** Start of Data provided **

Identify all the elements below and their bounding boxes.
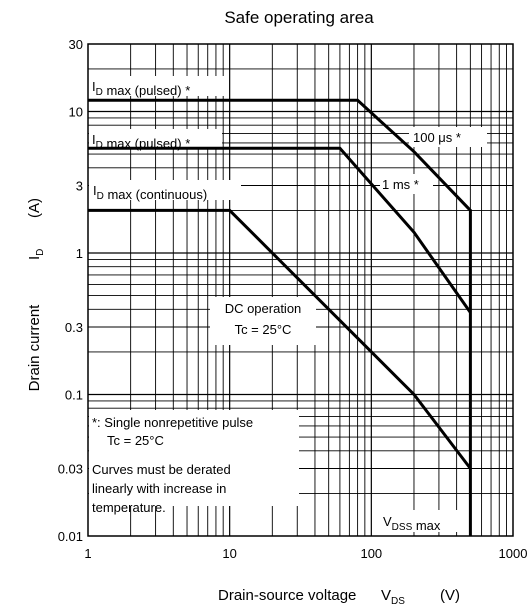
x-tick-label: 10 [222,546,236,561]
id-max-continuous: ID max (continuous) [93,183,207,202]
dc-operation-line1: DC operation [225,301,302,316]
y-axis-title: Drain current [26,304,43,392]
x-axis-label: Drain-source voltage VDS (V) [218,587,460,607]
label-background [89,180,241,200]
y-tick-label: 3 [76,178,83,193]
plot-border [87,43,514,537]
soa-curves [88,76,487,536]
id-max-pulsed-2: ID max (pulsed) * [92,132,190,151]
vdss-max: VDSS max [383,514,441,533]
y-tick-label: 0.3 [65,320,83,335]
x-tick-label: 100 [360,546,382,561]
dc-operation-line2: Tc = 25°C [235,322,292,337]
y-tick-label: 10 [69,105,83,120]
label-background [409,127,487,147]
label-1ms: 1 ms * [382,177,419,192]
chart-title: Safe operating area [224,8,374,27]
series-line-3 [88,208,472,470]
y-tick-label: 30 [69,37,83,52]
label-100us: 100 μs * [413,130,461,145]
note-line: Tc = 25°C [107,433,164,448]
label-background [379,510,466,532]
x-axis-symbol: VDS [381,587,405,607]
series-line-2 [88,146,472,314]
y-tick-label: 0.03 [58,461,83,476]
y-axis-unit: (A) [26,198,43,218]
y-tick-labels: 30 10 3 1 0.3 0.1 0.03 0.01 [58,37,83,544]
plot-frame [87,43,514,537]
note-line: linearly with increase in [92,481,226,496]
curve-annotations: ID max (pulsed) * ID max (pulsed) * ID max… [92,79,461,533]
x-tick-label: 1 [84,546,91,561]
grid [88,44,513,536]
y-tick-label: 0.1 [65,388,83,403]
id-max-pulsed-1: ID max (pulsed) * [92,79,190,98]
label-background [380,174,433,194]
label-background [89,410,299,506]
y-axis-label: Drain current ID (A) [26,198,46,391]
x-axis-title: Drain-source voltage [218,587,356,604]
series-line-1 [88,98,472,536]
x-axis-unit: (V) [440,587,460,604]
label-background [89,76,227,96]
y-tick-label: 1 [76,246,83,261]
note-line: Curves must be derated [92,462,231,477]
y-tick-label: 0.01 [58,529,83,544]
x-tick-label: 1000 [499,546,528,561]
label-background [89,129,222,149]
label-background [210,297,316,345]
note-line: *: Single nonrepetitive pulse [92,415,253,430]
y-axis-symbol: ID [26,249,46,260]
x-tick-labels: 1 10 100 1000 [84,546,527,561]
note-line: temperature. [92,500,166,515]
y-axis-label-group: Drain current ID (A) [26,198,46,391]
derating-note: *: Single nonrepetitive pulse Tc = 25°C Cu… [92,415,253,515]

** End of Data provided **

> **The exercise**
Pick out every line in the items above that contains the word "voltage". Case counts.

> **Written response**
x-axis-label: Drain-source voltage VDS (V) [218,587,460,607]
x-axis-title: Drain-source voltage [218,587,356,604]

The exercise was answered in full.